● Task objective: Read the records and gather each line that includes "background".

● Entries supplied:
○ ○ ○ ○ ○ ○ ○

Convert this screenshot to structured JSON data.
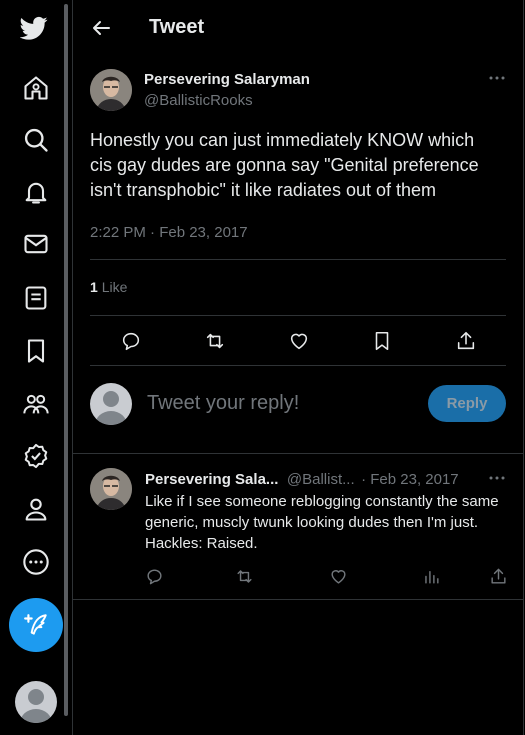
{
  "header": {
    "title": "Tweet"
  },
  "nav": [
    "twitter-logo",
    "home",
    "explore",
    "notifications",
    "messages",
    "lists",
    "bookmarks",
    "communities",
    "verified",
    "profile",
    "more"
  ],
  "tweet": {
    "author_name": "Persevering Salaryman",
    "author_handle": "@BallisticRooks",
    "text": "Honestly you can just immediately KNOW which cis gay dudes are gonna say \"Genital preference isn't transphobic\" it like radiates out of them",
    "timestamp": "2:22 PM · Feb 23, 2017",
    "likes_count": "1",
    "likes_label": "Like"
  },
  "reply_box": {
    "placeholder": "Tweet your reply!",
    "button_label": "Reply"
  },
  "reply": {
    "author_name": "Persevering Sala...",
    "author_handle": "@Ballist...",
    "date": "· Feb 23, 2017",
    "text": "Like if I see someone reblogging constantly the same generic, muscly twunk looking dudes then I'm just. Hackles: Raised."
  },
  "colors": {
    "accent": "#1d9bf0",
    "background": "#000000",
    "muted": "#71767b",
    "text": "#e7e9ea"
  }
}
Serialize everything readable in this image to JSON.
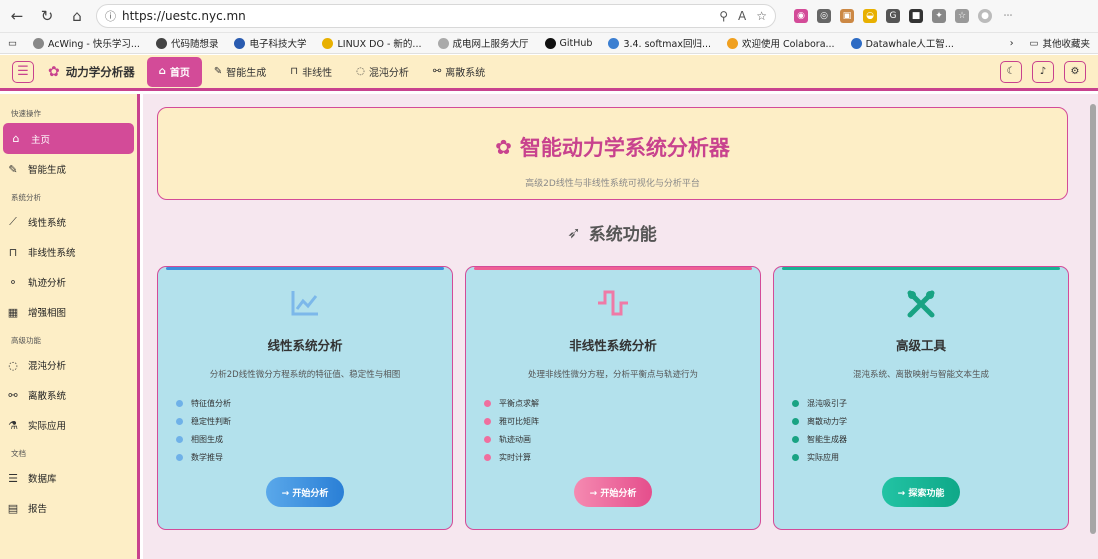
{
  "browser": {
    "url": "https://uestc.nyc.mn",
    "bookmarks": [
      "AcWing - 快乐学习...",
      "代码随想录",
      "电子科技大学",
      "LINUX DO - 新的...",
      "成电网上服务大厅",
      "GitHub",
      "3.4. softmax回归...",
      "欢迎使用 Colabora...",
      "Datawhale人工智..."
    ],
    "other_bookmarks": "其他收藏夹"
  },
  "app": {
    "brand": "动力学分析器",
    "tabs": [
      {
        "label": "首页",
        "icon": "home-icon"
      },
      {
        "label": "智能生成",
        "icon": "pen-icon"
      },
      {
        "label": "非线性",
        "icon": "wave-icon"
      },
      {
        "label": "混沌分析",
        "icon": "spinner-icon"
      },
      {
        "label": "离散系统",
        "icon": "network-icon"
      }
    ]
  },
  "sidebar": {
    "sections": [
      {
        "title": "快速操作",
        "items": [
          "主页",
          "智能生成"
        ]
      },
      {
        "title": "系统分析",
        "items": [
          "线性系统",
          "非线性系统",
          "轨迹分析",
          "增强相图"
        ]
      },
      {
        "title": "高级功能",
        "items": [
          "混沌分析",
          "离散系统",
          "实际应用"
        ]
      },
      {
        "title": "文档",
        "items": [
          "数据库",
          "报告"
        ]
      }
    ]
  },
  "hero": {
    "title": "智能动力学系统分析器",
    "subtitle": "高级2D线性与非线性系统可视化与分析平台"
  },
  "section_title": "系统功能",
  "cards": [
    {
      "title": "线性系统分析",
      "desc": "分析2D线性微分方程系统的特征值、稳定性与相图",
      "features": [
        "特征值分析",
        "稳定性判断",
        "相图生成",
        "数学推导"
      ],
      "button": "→ 开始分析",
      "accent": "#3d8fdb"
    },
    {
      "title": "非线性系统分析",
      "desc": "处理非线性微分方程，分析平衡点与轨迹行为",
      "features": [
        "平衡点求解",
        "雅可比矩阵",
        "轨迹动画",
        "实时计算"
      ],
      "button": "→ 开始分析",
      "accent": "#ef5f95"
    },
    {
      "title": "高级工具",
      "desc": "混沌系统、离散映射与智能文本生成",
      "features": [
        "混沌吸引子",
        "离散动力学",
        "智能生成器",
        "实际应用"
      ],
      "button": "→ 探索功能",
      "accent": "#19b295"
    }
  ]
}
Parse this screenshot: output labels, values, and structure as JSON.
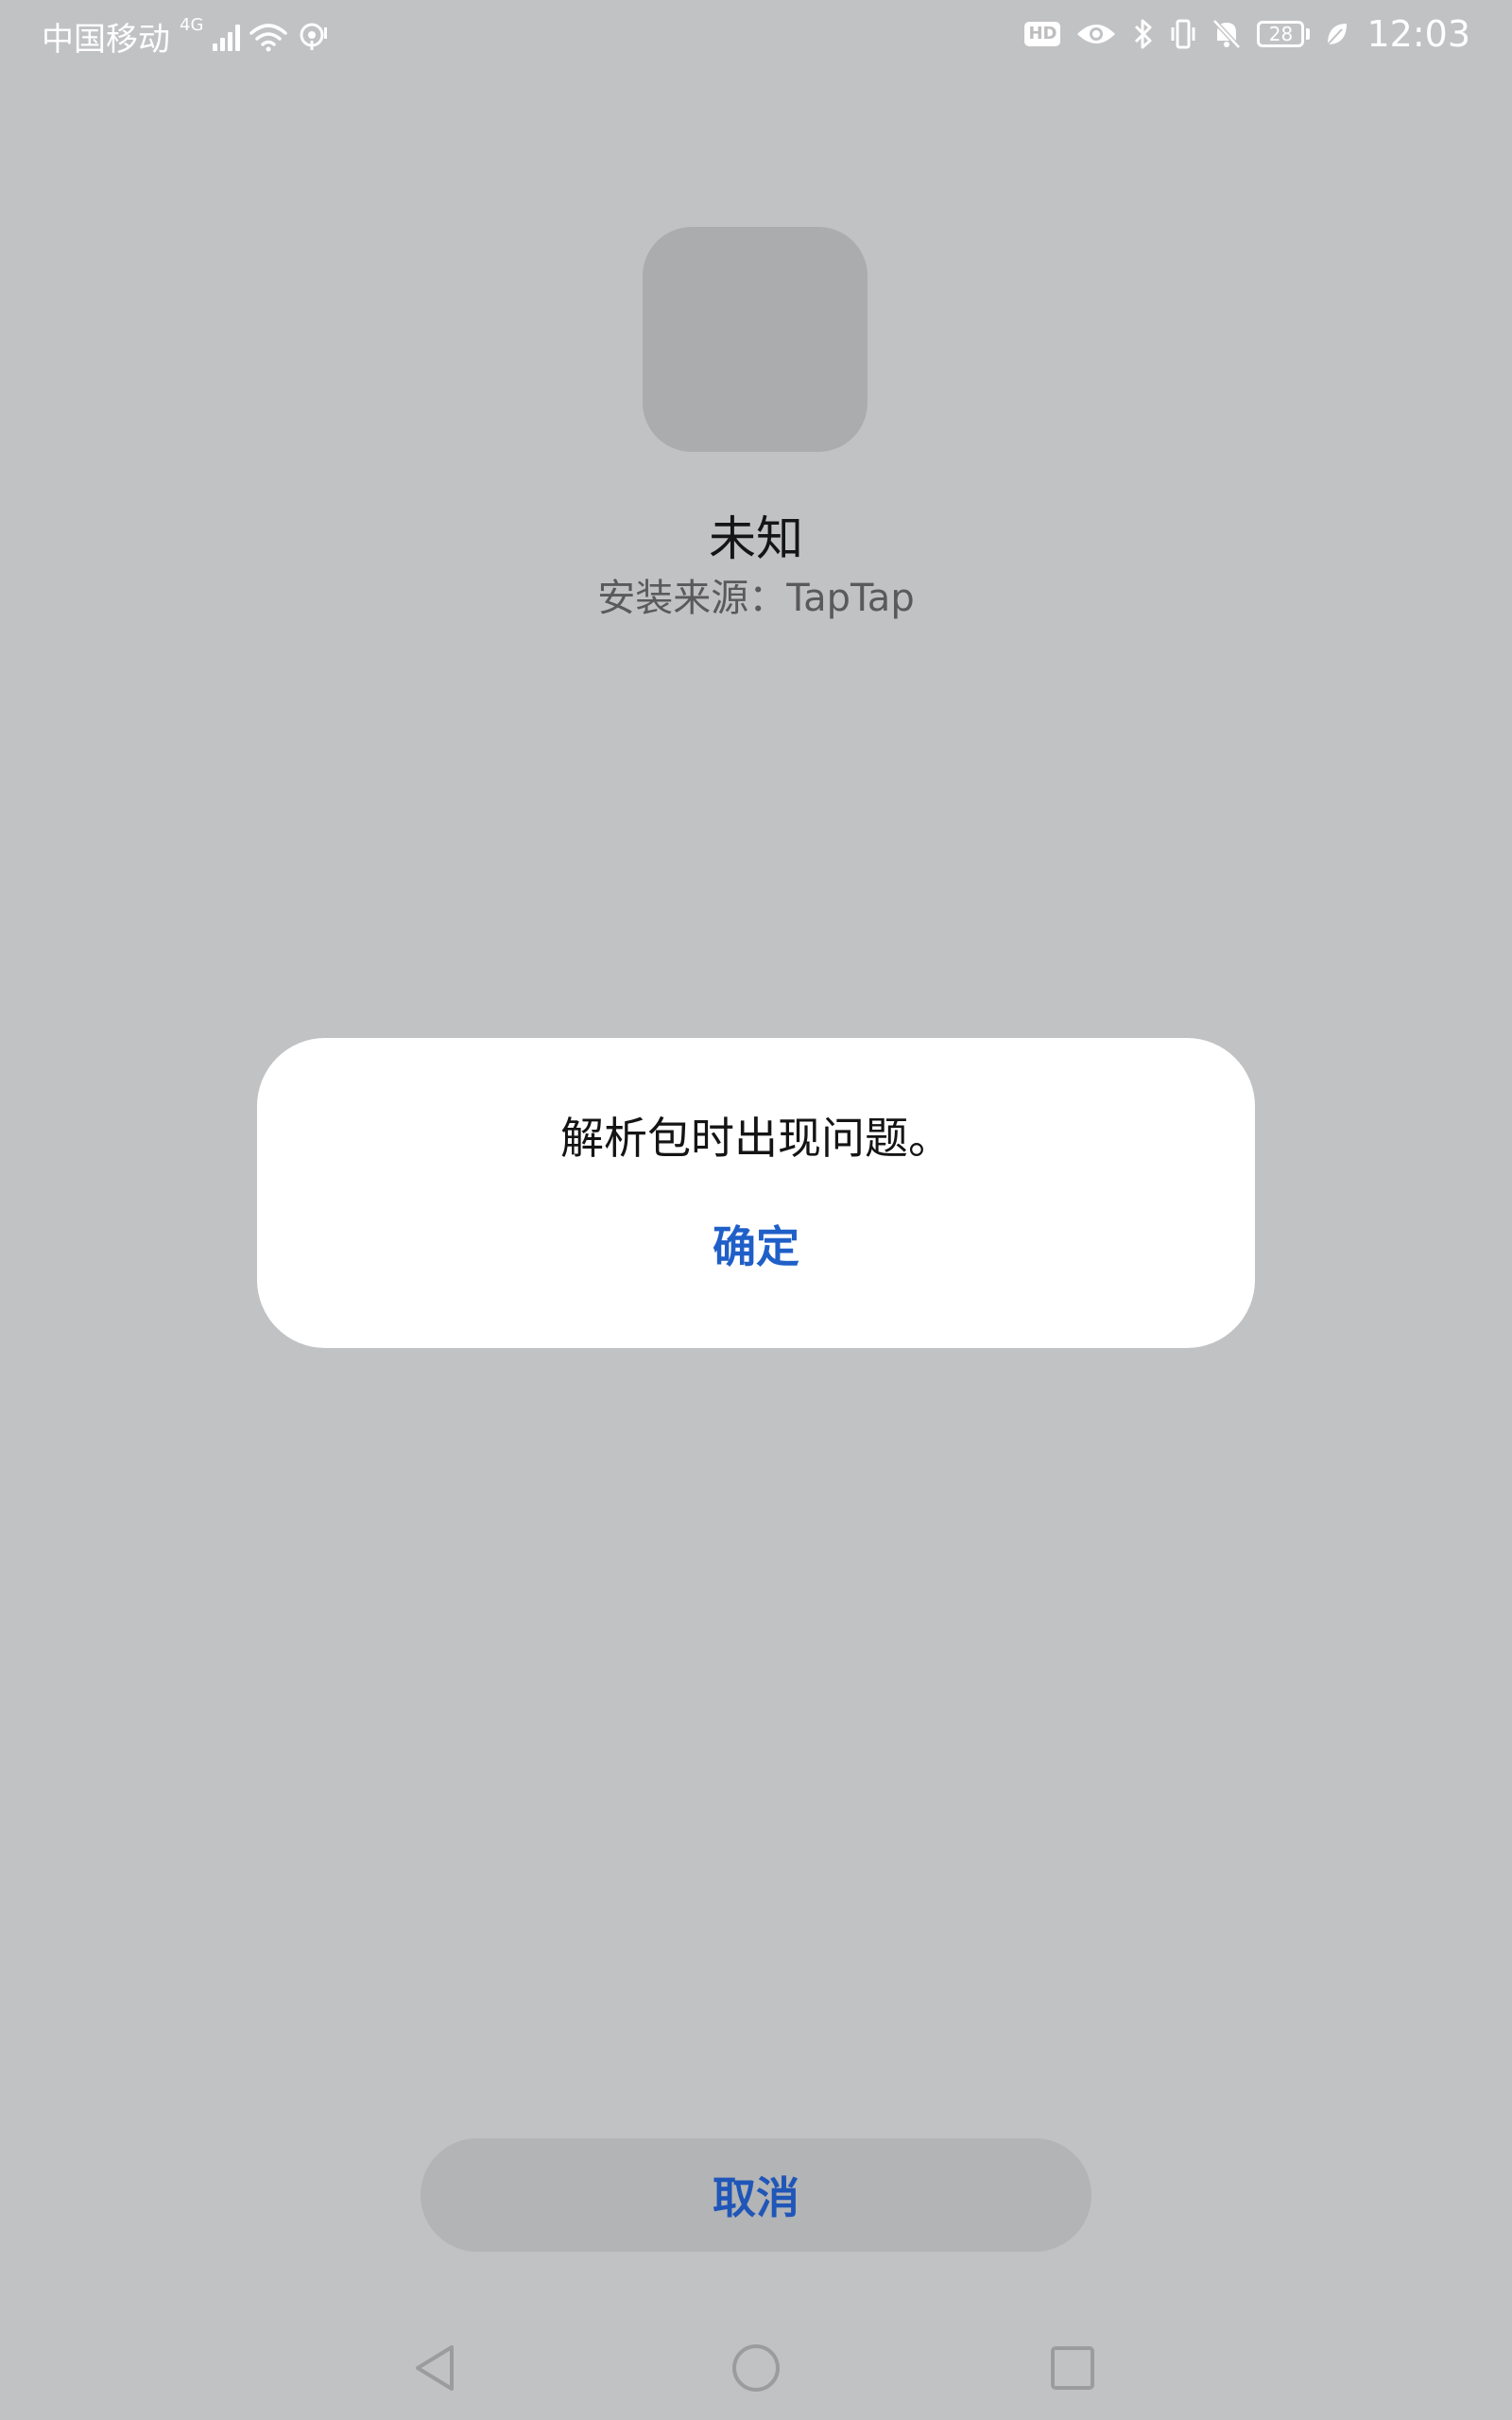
{
  "status_bar": {
    "carrier": "中国移动",
    "network": "4G",
    "battery": "28",
    "time": "12:03",
    "hd_badge": "HD",
    "icons": [
      "signal-icon",
      "wifi-icon",
      "hotspot-icon",
      "hd-icon",
      "eye-icon",
      "bluetooth-icon",
      "vibrate-icon",
      "mute-icon",
      "battery-icon",
      "leaf-icon"
    ]
  },
  "app": {
    "name": "未知",
    "source": "安装来源：TapTap"
  },
  "dialog": {
    "message": "解析包时出现问题。",
    "ok_label": "确定"
  },
  "footer": {
    "cancel_label": "取消"
  },
  "nav": {
    "icons": [
      "back-icon",
      "home-icon",
      "recents-icon"
    ]
  },
  "colors": {
    "background": "#c1c2c4",
    "accent": "#1f5fc8",
    "dialog_bg": "#ffffff",
    "placeholder_icon": "#abacae"
  }
}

○ ○ ○ ○ ○ ○ ○

● Problem solution:
    "background": "#000000",
    "background": "#c1c2c4",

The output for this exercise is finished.